RECORDS FOR THIS TASK:
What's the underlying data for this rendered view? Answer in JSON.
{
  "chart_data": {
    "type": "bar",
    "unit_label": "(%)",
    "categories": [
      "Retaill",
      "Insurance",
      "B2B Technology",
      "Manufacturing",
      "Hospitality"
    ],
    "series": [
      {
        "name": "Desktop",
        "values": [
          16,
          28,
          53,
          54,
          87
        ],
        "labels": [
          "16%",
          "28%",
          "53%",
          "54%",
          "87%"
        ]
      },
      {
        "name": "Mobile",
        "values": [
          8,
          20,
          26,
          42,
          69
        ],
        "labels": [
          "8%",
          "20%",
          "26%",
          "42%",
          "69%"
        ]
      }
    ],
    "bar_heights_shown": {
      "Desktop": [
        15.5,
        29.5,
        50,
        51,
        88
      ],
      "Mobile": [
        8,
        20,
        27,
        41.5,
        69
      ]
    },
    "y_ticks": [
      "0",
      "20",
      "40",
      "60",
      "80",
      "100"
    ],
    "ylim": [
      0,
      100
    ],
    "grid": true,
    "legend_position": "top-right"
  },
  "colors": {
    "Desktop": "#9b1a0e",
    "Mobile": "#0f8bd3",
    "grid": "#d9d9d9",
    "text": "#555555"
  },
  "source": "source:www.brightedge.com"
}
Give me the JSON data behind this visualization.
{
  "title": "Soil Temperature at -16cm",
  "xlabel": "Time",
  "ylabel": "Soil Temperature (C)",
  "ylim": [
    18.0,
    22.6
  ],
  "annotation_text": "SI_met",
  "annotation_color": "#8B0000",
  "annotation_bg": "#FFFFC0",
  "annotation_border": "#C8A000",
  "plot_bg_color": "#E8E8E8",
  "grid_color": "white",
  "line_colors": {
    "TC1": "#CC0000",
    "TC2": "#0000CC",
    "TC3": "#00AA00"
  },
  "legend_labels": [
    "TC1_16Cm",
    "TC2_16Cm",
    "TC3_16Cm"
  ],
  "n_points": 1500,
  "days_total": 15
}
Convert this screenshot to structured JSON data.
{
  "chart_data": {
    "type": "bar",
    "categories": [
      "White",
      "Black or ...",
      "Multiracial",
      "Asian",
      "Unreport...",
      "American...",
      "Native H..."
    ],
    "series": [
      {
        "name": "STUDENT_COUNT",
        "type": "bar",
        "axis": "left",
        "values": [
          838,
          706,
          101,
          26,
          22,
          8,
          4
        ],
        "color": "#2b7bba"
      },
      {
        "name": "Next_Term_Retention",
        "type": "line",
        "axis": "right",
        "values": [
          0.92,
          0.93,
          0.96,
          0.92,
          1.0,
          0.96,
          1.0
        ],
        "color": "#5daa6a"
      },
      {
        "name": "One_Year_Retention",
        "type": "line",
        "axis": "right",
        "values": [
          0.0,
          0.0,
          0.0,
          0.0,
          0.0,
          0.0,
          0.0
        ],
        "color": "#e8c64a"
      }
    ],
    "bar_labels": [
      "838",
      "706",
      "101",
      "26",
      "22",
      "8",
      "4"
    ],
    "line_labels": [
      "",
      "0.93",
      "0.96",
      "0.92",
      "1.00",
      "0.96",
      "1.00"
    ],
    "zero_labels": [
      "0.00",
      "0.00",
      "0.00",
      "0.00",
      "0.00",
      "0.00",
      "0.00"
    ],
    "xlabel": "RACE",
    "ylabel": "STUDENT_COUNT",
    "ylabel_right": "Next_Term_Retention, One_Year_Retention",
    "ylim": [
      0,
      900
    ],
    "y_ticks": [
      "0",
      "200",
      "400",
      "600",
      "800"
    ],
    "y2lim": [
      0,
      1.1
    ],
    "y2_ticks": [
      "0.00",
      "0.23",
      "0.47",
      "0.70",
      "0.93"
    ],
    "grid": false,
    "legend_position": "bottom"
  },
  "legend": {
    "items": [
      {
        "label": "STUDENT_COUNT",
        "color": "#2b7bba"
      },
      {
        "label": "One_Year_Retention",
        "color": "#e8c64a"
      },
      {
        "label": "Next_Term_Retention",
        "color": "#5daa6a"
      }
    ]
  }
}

TASK: State how many lines above contain the string "Temperature", with no other words.

RESPONSE TO THIS EXERCISE: 2